● **Stated problem**
Single out the lines of the material that contain "recipients" and copy them.

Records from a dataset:

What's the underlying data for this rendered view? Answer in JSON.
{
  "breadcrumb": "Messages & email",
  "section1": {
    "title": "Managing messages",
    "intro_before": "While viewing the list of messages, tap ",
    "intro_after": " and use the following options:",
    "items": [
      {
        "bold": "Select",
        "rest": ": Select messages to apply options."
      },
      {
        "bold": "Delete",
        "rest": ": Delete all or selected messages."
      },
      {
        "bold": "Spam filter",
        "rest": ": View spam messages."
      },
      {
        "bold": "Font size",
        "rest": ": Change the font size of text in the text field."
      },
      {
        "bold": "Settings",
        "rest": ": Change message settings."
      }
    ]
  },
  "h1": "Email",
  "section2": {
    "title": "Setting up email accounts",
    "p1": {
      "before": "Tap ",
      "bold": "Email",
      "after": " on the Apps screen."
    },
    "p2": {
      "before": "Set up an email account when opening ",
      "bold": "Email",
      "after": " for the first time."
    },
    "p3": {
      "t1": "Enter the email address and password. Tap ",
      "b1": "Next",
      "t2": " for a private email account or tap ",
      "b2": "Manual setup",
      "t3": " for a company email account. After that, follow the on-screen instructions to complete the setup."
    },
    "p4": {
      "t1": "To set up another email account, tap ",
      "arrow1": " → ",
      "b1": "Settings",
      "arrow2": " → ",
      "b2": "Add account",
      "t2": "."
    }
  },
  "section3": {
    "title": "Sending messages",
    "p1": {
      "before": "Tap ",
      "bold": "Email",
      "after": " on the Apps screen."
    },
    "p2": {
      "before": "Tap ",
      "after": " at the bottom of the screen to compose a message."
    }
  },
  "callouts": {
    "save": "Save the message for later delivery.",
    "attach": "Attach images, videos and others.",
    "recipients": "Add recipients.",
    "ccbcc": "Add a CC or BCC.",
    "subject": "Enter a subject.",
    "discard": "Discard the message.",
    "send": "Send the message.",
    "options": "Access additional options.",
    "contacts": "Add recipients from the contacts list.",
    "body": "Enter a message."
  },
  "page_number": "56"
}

● **Written solution**
    "recipients": "Add recipients.",
    "contacts": "Add recipients from the contacts list.",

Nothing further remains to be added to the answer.